YOUR GOAL: Your task is to print all of the material verbatim.
▽
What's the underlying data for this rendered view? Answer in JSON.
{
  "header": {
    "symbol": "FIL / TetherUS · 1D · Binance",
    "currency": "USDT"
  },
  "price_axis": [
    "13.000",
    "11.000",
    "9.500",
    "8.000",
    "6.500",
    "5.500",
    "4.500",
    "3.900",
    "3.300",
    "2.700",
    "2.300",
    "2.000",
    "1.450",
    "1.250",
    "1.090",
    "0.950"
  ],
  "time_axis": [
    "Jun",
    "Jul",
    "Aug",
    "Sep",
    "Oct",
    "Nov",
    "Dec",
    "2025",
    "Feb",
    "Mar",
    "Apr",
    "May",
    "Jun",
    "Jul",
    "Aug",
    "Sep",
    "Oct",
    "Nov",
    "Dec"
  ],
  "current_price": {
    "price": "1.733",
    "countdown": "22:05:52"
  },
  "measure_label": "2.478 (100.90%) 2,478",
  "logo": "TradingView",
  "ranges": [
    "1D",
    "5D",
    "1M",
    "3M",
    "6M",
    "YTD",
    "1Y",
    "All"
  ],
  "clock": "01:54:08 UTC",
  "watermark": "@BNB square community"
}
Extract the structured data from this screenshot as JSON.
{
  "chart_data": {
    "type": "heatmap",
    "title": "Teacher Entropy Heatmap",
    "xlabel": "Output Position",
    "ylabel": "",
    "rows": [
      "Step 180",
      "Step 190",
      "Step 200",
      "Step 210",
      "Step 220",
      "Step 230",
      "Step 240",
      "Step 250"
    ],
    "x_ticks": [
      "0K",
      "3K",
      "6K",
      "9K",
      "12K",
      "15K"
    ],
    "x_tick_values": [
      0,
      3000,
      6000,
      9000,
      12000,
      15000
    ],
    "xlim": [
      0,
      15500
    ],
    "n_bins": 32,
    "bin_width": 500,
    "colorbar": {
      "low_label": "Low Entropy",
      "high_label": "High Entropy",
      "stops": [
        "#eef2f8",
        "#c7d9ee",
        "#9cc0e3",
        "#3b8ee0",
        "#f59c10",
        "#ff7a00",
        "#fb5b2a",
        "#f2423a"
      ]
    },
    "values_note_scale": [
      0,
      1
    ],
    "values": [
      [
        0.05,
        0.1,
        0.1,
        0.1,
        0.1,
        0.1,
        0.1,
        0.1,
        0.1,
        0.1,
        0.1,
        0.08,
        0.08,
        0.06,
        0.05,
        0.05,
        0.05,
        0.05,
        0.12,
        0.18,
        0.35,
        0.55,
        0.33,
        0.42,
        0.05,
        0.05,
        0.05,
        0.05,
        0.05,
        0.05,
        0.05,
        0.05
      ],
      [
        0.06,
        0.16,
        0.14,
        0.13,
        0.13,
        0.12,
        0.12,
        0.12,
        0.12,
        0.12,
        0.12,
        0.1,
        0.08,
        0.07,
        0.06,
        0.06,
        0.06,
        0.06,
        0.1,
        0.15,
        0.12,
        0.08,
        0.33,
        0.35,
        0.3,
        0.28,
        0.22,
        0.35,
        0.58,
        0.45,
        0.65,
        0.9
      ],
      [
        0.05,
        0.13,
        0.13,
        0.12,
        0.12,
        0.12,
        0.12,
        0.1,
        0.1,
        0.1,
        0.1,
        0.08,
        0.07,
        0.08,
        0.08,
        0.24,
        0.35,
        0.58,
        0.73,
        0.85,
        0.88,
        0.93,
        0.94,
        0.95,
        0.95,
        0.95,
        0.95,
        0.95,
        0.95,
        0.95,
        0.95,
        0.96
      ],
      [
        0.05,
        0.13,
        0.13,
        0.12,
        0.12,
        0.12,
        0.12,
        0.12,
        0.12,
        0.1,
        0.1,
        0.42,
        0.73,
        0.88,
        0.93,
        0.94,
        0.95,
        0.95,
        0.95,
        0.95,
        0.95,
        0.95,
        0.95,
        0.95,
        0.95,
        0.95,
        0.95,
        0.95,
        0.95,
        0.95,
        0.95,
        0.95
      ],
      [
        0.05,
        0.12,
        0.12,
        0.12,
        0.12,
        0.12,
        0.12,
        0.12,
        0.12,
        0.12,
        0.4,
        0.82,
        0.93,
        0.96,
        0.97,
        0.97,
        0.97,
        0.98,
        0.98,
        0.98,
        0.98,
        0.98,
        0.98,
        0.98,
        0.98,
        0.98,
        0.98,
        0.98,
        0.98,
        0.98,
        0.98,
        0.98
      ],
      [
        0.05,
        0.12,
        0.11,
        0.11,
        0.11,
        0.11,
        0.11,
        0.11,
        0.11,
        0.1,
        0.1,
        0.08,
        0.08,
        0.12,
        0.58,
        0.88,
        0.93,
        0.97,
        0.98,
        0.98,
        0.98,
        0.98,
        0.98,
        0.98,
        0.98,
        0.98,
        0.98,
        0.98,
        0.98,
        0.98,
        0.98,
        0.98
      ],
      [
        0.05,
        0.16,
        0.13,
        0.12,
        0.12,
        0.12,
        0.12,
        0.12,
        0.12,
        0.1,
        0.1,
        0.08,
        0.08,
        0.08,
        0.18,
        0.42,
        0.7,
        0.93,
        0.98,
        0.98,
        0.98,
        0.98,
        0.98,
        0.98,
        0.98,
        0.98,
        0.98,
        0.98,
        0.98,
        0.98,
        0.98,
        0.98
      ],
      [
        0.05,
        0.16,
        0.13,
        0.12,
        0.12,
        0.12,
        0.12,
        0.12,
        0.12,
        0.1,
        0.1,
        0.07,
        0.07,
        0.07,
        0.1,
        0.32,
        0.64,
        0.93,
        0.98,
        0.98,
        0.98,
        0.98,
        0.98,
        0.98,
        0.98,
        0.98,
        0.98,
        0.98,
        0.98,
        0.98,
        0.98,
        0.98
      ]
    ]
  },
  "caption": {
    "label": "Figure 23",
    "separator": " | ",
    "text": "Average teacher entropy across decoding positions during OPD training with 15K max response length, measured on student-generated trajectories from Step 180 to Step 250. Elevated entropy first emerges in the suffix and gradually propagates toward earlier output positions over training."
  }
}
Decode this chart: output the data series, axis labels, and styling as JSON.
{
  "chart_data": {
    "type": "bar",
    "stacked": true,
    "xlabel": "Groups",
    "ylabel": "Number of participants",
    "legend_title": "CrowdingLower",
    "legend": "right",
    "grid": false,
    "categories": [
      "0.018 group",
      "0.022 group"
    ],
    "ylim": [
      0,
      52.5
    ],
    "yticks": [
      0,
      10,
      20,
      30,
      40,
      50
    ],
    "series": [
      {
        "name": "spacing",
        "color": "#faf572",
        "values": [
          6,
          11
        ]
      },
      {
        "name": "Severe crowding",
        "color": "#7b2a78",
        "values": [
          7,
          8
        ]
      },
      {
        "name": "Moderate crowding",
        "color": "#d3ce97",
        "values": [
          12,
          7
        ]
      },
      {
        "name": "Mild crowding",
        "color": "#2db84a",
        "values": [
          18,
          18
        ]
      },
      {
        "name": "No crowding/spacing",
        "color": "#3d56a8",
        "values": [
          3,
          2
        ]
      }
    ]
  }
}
△
WORKED SOLUTION:
What's the underlying data for this rendered view? Answer in JSON.
{
  "header": {
    "symbol": "FIL / TetherUS · 1D · Binance",
    "currency": "USDT"
  },
  "price_axis": [
    "13.000",
    "11.000",
    "9.500",
    "8.000",
    "6.500",
    "5.500",
    "4.500",
    "3.900",
    "3.300",
    "2.700",
    "2.300",
    "2.000",
    "1.450",
    "1.250",
    "1.090",
    "0.950"
  ],
  "time_axis": [
    "Jun",
    "Jul",
    "Aug",
    "Sep",
    "Oct",
    "Nov",
    "Dec",
    "2025",
    "Feb",
    "Mar",
    "Apr",
    "May",
    "Jun",
    "Jul",
    "Aug",
    "Sep",
    "Oct",
    "Nov",
    "Dec"
  ],
  "current_price": {
    "price": "1.733",
    "countdown": "22:05:52"
  },
  "measure_label": "2.478 (100.90%) 2,478",
  "logo": "TradingView",
  "ranges": [
    "1D",
    "5D",
    "1M",
    "3M",
    "6M",
    "YTD",
    "1Y",
    "All"
  ],
  "clock": "01:54:08 UTC",
  "watermark": "@BNB square community"
}
Extract the structured data from this screenshot as JSON.
{
  "chart_data": {
    "type": "heatmap",
    "title": "Teacher Entropy Heatmap",
    "xlabel": "Output Position",
    "ylabel": "",
    "rows": [
      "Step 180",
      "Step 190",
      "Step 200",
      "Step 210",
      "Step 220",
      "Step 230",
      "Step 240",
      "Step 250"
    ],
    "x_ticks": [
      "0K",
      "3K",
      "6K",
      "9K",
      "12K",
      "15K"
    ],
    "x_tick_values": [
      0,
      3000,
      6000,
      9000,
      12000,
      15000
    ],
    "xlim": [
      0,
      15500
    ],
    "n_bins": 32,
    "bin_width": 500,
    "colorbar": {
      "low_label": "Low Entropy",
      "high_label": "High Entropy",
      "stops": [
        "#eef2f8",
        "#c7d9ee",
        "#9cc0e3",
        "#3b8ee0",
        "#f59c10",
        "#ff7a00",
        "#fb5b2a",
        "#f2423a"
      ]
    },
    "values_note_scale": [
      0,
      1
    ],
    "values": [
      [
        0.05,
        0.1,
        0.1,
        0.1,
        0.1,
        0.1,
        0.1,
        0.1,
        0.1,
        0.1,
        0.1,
        0.08,
        0.08,
        0.06,
        0.05,
        0.05,
        0.05,
        0.05,
        0.12,
        0.18,
        0.35,
        0.55,
        0.33,
        0.42,
        0.05,
        0.05,
        0.05,
        0.05,
        0.05,
        0.05,
        0.05,
        0.05
      ],
      [
        0.06,
        0.16,
        0.14,
        0.13,
        0.13,
        0.12,
        0.12,
        0.12,
        0.12,
        0.12,
        0.12,
        0.1,
        0.08,
        0.07,
        0.06,
        0.06,
        0.06,
        0.06,
        0.1,
        0.15,
        0.12,
        0.08,
        0.33,
        0.35,
        0.3,
        0.28,
        0.22,
        0.35,
        0.58,
        0.45,
        0.65,
        0.9
      ],
      [
        0.05,
        0.13,
        0.13,
        0.12,
        0.12,
        0.12,
        0.12,
        0.1,
        0.1,
        0.1,
        0.1,
        0.08,
        0.07,
        0.08,
        0.08,
        0.24,
        0.35,
        0.58,
        0.73,
        0.85,
        0.88,
        0.93,
        0.94,
        0.95,
        0.95,
        0.95,
        0.95,
        0.95,
        0.95,
        0.95,
        0.95,
        0.96
      ],
      [
        0.05,
        0.13,
        0.13,
        0.12,
        0.12,
        0.12,
        0.12,
        0.12,
        0.12,
        0.1,
        0.1,
        0.42,
        0.73,
        0.88,
        0.93,
        0.94,
        0.95,
        0.95,
        0.95,
        0.95,
        0.95,
        0.95,
        0.95,
        0.95,
        0.95,
        0.95,
        0.95,
        0.95,
        0.95,
        0.95,
        0.95,
        0.95
      ],
      [
        0.05,
        0.12,
        0.12,
        0.12,
        0.12,
        0.12,
        0.12,
        0.12,
        0.12,
        0.12,
        0.4,
        0.82,
        0.93,
        0.96,
        0.97,
        0.97,
        0.97,
        0.98,
        0.98,
        0.98,
        0.98,
        0.98,
        0.98,
        0.98,
        0.98,
        0.98,
        0.98,
        0.98,
        0.98,
        0.98,
        0.98,
        0.98
      ],
      [
        0.05,
        0.12,
        0.11,
        0.11,
        0.11,
        0.11,
        0.11,
        0.11,
        0.11,
        0.1,
        0.1,
        0.08,
        0.08,
        0.12,
        0.58,
        0.88,
        0.93,
        0.97,
        0.98,
        0.98,
        0.98,
        0.98,
        0.98,
        0.98,
        0.98,
        0.98,
        0.98,
        0.98,
        0.98,
        0.98,
        0.98,
        0.98
      ],
      [
        0.05,
        0.16,
        0.13,
        0.12,
        0.12,
        0.12,
        0.12,
        0.12,
        0.12,
        0.1,
        0.1,
        0.08,
        0.08,
        0.08,
        0.18,
        0.42,
        0.7,
        0.93,
        0.98,
        0.98,
        0.98,
        0.98,
        0.98,
        0.98,
        0.98,
        0.98,
        0.98,
        0.98,
        0.98,
        0.98,
        0.98,
        0.98
      ],
      [
        0.05,
        0.16,
        0.13,
        0.12,
        0.12,
        0.12,
        0.12,
        0.12,
        0.12,
        0.1,
        0.1,
        0.07,
        0.07,
        0.07,
        0.1,
        0.32,
        0.64,
        0.93,
        0.98,
        0.98,
        0.98,
        0.98,
        0.98,
        0.98,
        0.98,
        0.98,
        0.98,
        0.98,
        0.98,
        0.98,
        0.98,
        0.98
      ]
    ]
  },
  "caption": {
    "label": "Figure 23",
    "separator": " | ",
    "text": "Average teacher entropy across decoding positions during OPD training with 15K max response length, measured on student-generated trajectories from Step 180 to Step 250. Elevated entropy first emerges in the suffix and gradually propagates toward earlier output positions over training."
  }
}
Decode this chart: output the data series, axis labels, and styling as JSON.
{
  "chart_data": {
    "type": "bar",
    "stacked": true,
    "xlabel": "Groups",
    "ylabel": "Number of participants",
    "legend_title": "CrowdingLower",
    "legend": "right",
    "grid": false,
    "categories": [
      "0.018 group",
      "0.022 group"
    ],
    "ylim": [
      0,
      52.5
    ],
    "yticks": [
      0,
      10,
      20,
      30,
      40,
      50
    ],
    "series": [
      {
        "name": "spacing",
        "color": "#faf572",
        "values": [
          6,
          11
        ]
      },
      {
        "name": "Severe crowding",
        "color": "#7b2a78",
        "values": [
          7,
          8
        ]
      },
      {
        "name": "Moderate crowding",
        "color": "#d3ce97",
        "values": [
          12,
          7
        ]
      },
      {
        "name": "Mild crowding",
        "color": "#2db84a",
        "values": [
          18,
          18
        ]
      },
      {
        "name": "No crowding/spacing",
        "color": "#3d56a8",
        "values": [
          3,
          2
        ]
      }
    ]
  }
}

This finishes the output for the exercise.